──────── RECORDS FOR THE TASK ────────
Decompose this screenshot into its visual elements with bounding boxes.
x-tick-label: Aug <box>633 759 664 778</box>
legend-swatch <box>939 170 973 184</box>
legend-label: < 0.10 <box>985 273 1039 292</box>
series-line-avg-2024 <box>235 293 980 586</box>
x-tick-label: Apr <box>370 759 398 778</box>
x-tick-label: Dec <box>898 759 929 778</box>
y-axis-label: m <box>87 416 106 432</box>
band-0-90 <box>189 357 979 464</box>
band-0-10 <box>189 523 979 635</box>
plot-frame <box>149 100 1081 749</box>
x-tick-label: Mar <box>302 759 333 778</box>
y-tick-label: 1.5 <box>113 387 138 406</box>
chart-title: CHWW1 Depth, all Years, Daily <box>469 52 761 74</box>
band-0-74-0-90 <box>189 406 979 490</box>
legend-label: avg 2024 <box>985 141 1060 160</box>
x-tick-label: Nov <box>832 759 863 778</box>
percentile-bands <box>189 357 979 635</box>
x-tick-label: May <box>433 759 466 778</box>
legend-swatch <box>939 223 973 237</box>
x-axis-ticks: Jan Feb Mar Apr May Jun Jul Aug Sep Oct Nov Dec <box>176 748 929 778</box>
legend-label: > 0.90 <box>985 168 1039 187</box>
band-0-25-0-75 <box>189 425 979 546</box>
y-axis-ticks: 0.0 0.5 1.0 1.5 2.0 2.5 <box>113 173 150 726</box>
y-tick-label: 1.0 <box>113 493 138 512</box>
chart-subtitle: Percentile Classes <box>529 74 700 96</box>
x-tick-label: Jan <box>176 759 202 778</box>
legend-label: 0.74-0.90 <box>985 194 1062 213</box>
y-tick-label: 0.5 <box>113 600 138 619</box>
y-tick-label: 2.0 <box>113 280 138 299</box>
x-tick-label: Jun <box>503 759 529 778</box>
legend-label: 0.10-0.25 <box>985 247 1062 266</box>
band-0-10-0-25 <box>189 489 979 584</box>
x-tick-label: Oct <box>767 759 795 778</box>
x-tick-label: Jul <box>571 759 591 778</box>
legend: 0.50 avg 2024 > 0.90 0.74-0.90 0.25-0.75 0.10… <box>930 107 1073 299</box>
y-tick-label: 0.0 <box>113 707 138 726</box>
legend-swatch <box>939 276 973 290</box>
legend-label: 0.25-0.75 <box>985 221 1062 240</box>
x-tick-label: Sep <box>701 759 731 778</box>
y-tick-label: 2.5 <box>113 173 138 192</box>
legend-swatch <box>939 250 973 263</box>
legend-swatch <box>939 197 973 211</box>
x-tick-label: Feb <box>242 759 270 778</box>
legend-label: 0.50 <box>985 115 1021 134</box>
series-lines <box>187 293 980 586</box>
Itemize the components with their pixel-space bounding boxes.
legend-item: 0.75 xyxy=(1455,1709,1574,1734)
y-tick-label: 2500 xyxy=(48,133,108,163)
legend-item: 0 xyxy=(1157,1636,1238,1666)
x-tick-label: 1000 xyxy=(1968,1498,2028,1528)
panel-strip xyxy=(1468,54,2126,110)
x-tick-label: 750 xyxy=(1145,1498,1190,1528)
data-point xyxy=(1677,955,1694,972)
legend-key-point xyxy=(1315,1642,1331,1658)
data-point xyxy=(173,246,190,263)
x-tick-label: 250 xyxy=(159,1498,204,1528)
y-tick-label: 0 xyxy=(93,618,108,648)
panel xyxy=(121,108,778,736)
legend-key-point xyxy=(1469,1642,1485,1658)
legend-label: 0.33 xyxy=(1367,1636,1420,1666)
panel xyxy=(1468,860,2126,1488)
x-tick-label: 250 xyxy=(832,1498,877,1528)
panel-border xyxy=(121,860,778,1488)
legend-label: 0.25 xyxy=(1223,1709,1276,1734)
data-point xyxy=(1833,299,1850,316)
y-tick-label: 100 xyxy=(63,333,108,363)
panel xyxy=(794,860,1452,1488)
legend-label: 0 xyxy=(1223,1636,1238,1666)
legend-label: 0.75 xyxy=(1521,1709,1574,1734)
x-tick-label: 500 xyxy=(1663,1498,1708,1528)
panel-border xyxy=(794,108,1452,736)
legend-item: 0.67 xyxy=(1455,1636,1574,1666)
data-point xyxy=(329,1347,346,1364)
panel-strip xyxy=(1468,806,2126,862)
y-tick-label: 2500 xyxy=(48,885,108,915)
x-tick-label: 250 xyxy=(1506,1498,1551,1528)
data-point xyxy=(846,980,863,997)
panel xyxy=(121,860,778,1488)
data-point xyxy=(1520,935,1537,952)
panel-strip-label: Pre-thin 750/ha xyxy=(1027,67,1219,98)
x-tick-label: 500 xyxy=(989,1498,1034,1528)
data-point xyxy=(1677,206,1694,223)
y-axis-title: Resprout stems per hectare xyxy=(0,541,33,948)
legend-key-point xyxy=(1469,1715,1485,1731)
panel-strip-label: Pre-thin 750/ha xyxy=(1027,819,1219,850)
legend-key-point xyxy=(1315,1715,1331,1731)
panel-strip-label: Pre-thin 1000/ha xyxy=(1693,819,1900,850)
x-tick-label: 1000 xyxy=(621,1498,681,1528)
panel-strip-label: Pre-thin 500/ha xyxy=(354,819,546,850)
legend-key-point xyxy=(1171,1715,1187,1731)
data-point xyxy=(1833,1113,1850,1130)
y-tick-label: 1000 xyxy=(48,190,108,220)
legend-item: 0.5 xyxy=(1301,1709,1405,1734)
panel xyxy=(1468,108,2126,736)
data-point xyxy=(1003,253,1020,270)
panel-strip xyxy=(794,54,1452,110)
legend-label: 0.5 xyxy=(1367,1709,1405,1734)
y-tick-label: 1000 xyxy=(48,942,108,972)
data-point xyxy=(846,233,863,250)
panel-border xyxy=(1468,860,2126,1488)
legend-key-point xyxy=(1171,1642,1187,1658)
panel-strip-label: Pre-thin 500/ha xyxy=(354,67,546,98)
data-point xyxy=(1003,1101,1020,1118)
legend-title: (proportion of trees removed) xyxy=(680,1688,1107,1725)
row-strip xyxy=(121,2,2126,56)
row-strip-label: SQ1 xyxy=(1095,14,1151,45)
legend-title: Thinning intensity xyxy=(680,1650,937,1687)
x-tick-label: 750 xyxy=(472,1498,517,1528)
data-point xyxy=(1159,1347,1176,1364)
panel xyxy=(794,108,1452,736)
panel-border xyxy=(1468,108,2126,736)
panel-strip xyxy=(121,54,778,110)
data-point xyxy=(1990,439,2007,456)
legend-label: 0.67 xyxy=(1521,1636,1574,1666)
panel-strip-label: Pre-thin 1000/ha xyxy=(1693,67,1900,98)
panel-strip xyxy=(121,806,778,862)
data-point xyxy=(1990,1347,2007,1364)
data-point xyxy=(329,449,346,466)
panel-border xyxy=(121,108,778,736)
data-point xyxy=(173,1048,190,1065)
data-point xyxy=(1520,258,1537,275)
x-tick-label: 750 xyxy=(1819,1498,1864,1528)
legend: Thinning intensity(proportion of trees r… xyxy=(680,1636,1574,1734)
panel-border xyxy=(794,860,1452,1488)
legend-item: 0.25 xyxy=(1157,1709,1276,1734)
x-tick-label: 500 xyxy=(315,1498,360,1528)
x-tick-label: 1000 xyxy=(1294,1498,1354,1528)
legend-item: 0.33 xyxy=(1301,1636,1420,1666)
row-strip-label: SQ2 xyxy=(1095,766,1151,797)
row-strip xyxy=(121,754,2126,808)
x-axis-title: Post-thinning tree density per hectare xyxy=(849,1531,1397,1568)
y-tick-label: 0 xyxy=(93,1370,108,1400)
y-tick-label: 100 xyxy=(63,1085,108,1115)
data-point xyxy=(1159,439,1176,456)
────────
[WHAT THE TASK ASKS]
Turn every line of the material into a numbered list, skipping any blank lines.

[EXPECTED OUTPUT]
1. Decompose this screenshot into its visual elements with bounding boxes.
2. x-tick-label: Aug <box>633 759 664 778</box>
3. legend-swatch <box>939 170 973 184</box>
4. legend-label: < 0.10 <box>985 273 1039 292</box>
5. series-line-avg-2024 <box>235 293 980 586</box>
6. x-tick-label: Apr <box>370 759 398 778</box>
7. x-tick-label: Dec <box>898 759 929 778</box>
8. y-axis-label: m <box>87 416 106 432</box>
9. band-0-90 <box>189 357 979 464</box>
10. band-0-10 <box>189 523 979 635</box>
11. plot-frame <box>149 100 1081 749</box>
12. x-tick-label: Mar <box>302 759 333 778</box>
13. y-tick-label: 1.5 <box>113 387 138 406</box>
14. chart-title: CHWW1 Depth, all Years, Daily <box>469 52 761 74</box>
15. band-0-74-0-90 <box>189 406 979 490</box>
16. legend-label: avg 2024 <box>985 141 1060 160</box>
17. x-tick-label: Nov <box>832 759 863 778</box>
18. percentile-bands <box>189 357 979 635</box>
19. x-tick-label: May <box>433 759 466 778</box>
20. legend-swatch <box>939 223 973 237</box>
21. x-axis-ticks: Jan Feb Mar Apr May Jun Jul Aug Sep Oct Nov Dec <box>176 748 929 778</box>
22. legend-label: > 0.90 <box>985 168 1039 187</box>
23. band-0-25-0-75 <box>189 425 979 546</box>
24. y-axis-ticks: 0.0 0.5 1.0 1.5 2.0 2.5 <box>113 173 150 726</box>
25. y-tick-label: 1.0 <box>113 493 138 512</box>
26. chart-subtitle: Percentile Classes <box>529 74 700 96</box>
27. x-tick-label: Jan <box>176 759 202 778</box>
28. legend-label: 0.74-0.90 <box>985 194 1062 213</box>
29. y-tick-label: 0.5 <box>113 600 138 619</box>
30. y-tick-label: 2.0 <box>113 280 138 299</box>
31. x-tick-label: Jun <box>503 759 529 778</box>
32. legend-label: 0.10-0.25 <box>985 247 1062 266</box>
33. band-0-10-0-25 <box>189 489 979 584</box>
34. x-tick-label: Oct <box>767 759 795 778</box>
35. x-tick-label: Jul <box>571 759 591 778</box>
36. legend: 0.50 avg 2024 > 0.90 0.74-0.90 0.25-0.75 0.10… <box>930 107 1073 299</box>
37. y-tick-label: 0.0 <box>113 707 138 726</box>
38. legend-swatch <box>939 276 973 290</box>
39. legend-label: 0.25-0.75 <box>985 221 1062 240</box>
40. x-tick-label: Sep <box>701 759 731 778</box>
41. y-tick-label: 2.5 <box>113 173 138 192</box>
42. legend-swatch <box>939 250 973 263</box>
43. legend-swatch <box>939 197 973 211</box>
44. x-tick-label: Feb <box>242 759 270 778</box>
45. legend-label: 0.50 <box>985 115 1021 134</box>
46. series-lines <box>187 293 980 586</box>
47. Itemize the components with their pixel-space bounding boxes.
48. legend-item: 0.75 xyxy=(1455,1709,1574,1734)
49. y-tick-label: 2500 xyxy=(48,133,108,163)
50. legend-item: 0 xyxy=(1157,1636,1238,1666)
51. x-tick-label: 1000 xyxy=(1968,1498,2028,1528)
52. panel-strip xyxy=(1468,54,2126,110)
53. x-tick-label: 750 xyxy=(1145,1498,1190,1528)
54. data-point xyxy=(1677,955,1694,972)
55. legend-key-point xyxy=(1315,1642,1331,1658)
56. data-point xyxy=(173,246,190,263)
57. x-tick-label: 250 xyxy=(159,1498,204,1528)
58. y-tick-label: 0 xyxy=(93,618,108,648)
59. panel xyxy=(121,108,778,736)
60. legend-key-point xyxy=(1469,1642,1485,1658)
61. legend-label: 0.33 xyxy=(1367,1636,1420,1666)
62. panel xyxy=(1468,860,2126,1488)
63. x-tick-label: 250 xyxy=(832,1498,877,1528)
64. panel-border xyxy=(121,860,778,1488)
65. legend-label: 0.25 xyxy=(1223,1709,1276,1734)
66. data-point xyxy=(1833,299,1850,316)
67. y-tick-label: 100 xyxy=(63,333,108,363)
68. panel xyxy=(794,860,1452,1488)
69. legend-label: 0 xyxy=(1223,1636,1238,1666)
70. legend-label: 0.75 xyxy=(1521,1709,1574,1734)
71. x-tick-label: 500 xyxy=(1663,1498,1708,1528)
72. panel-border xyxy=(794,108,1452,736)
73. legend-item: 0.67 xyxy=(1455,1636,1574,1666)
74. data-point xyxy=(329,1347,346,1364)
75. panel-strip xyxy=(1468,806,2126,862)
76. y-tick-label: 2500 xyxy=(48,885,108,915)
77. x-tick-label: 250 xyxy=(1506,1498,1551,1528)
78. data-point xyxy=(846,980,863,997)
79. panel xyxy=(121,860,778,1488)
80. data-point xyxy=(1520,935,1537,952)
81. panel-strip-label: Pre-thin 750/ha xyxy=(1027,67,1219,98)
82. x-tick-label: 500 xyxy=(989,1498,1034,1528)
83. data-point xyxy=(1677,206,1694,223)
84. y-axis-title: Resprout stems per hectare xyxy=(0,541,33,948)
85. legend-key-point xyxy=(1469,1715,1485,1731)
86. panel-strip-label: Pre-thin 750/ha xyxy=(1027,819,1219,850)
87. legend-key-point xyxy=(1315,1715,1331,1731)
88. panel-strip-label: Pre-thin 1000/ha xyxy=(1693,819,1900,850)
89. x-tick-label: 1000 xyxy=(621,1498,681,1528)
90. panel-strip-label: Pre-thin 500/ha xyxy=(354,819,546,850)
91. legend-key-point xyxy=(1171,1715,1187,1731)
92. data-point xyxy=(1833,1113,1850,1130)
93. y-tick-label: 1000 xyxy=(48,190,108,220)
94. legend-item: 0.5 xyxy=(1301,1709,1405,1734)
95. panel xyxy=(1468,108,2126,736)
96. data-point xyxy=(1003,253,1020,270)
97. panel-strip xyxy=(794,54,1452,110)
98. legend-label: 0.5 xyxy=(1367,1709,1405,1734)
99. y-tick-label: 1000 xyxy=(48,942,108,972)
100. data-point xyxy=(846,233,863,250)
101. panel-border xyxy=(1468,860,2126,1488)
102. legend-key-point xyxy=(1171,1642,1187,1658)
103. panel-strip-label: Pre-thin 500/ha xyxy=(354,67,546,98)
104. data-point xyxy=(1003,1101,1020,1118)
105. legend-title: (proportion of trees removed) xyxy=(680,1688,1107,1725)
106. row-strip xyxy=(121,2,2126,56)
107. row-strip-label: SQ1 xyxy=(1095,14,1151,45)
108. legend-title: Thinning intensity xyxy=(680,1650,937,1687)
109. x-tick-label: 750 xyxy=(472,1498,517,1528)
110. data-point xyxy=(1159,1347,1176,1364)
111. panel xyxy=(794,108,1452,736)
112. panel-border xyxy=(1468,108,2126,736)
113. panel-strip xyxy=(121,54,778,110)
114. data-point xyxy=(1990,439,2007,456)
115. legend-label: 0.67 xyxy=(1521,1636,1574,1666)
116. panel-strip-label: Pre-thin 1000/ha xyxy=(1693,67,1900,98)
117. panel-strip xyxy=(121,806,778,862)
118. data-point xyxy=(1990,1347,2007,1364)
119. data-point xyxy=(329,449,346,466)
120. panel-border xyxy=(121,108,778,736)
121. data-point xyxy=(173,1048,190,1065)
122. data-point xyxy=(1520,258,1537,275)
123. x-tick-label: 750 xyxy=(1819,1498,1864,1528)
124. legend: Thinning intensity(proportion of trees r… xyxy=(680,1636,1574,1734)
125. panel-border xyxy=(794,860,1452,1488)
126. legend-item: 0.25 xyxy=(1157,1709,1276,1734)
127. x-tick-label: 500 xyxy=(315,1498,360,1528)
128. x-tick-label: 1000 xyxy=(1294,1498,1354,1528)
129. legend-item: 0.33 xyxy=(1301,1636,1420,1666)
130. row-strip-label: SQ2 xyxy=(1095,766,1151,797)
131. row-strip xyxy=(121,754,2126,808)
132. x-axis-title: Post-thinning tree density per hectare xyxy=(849,1531,1397,1568)
133. y-tick-label: 0 xyxy=(93,1370,108,1400)
134. y-tick-label: 100 xyxy=(63,1085,108,1115)
135. data-point xyxy=(1159,439,1176,456)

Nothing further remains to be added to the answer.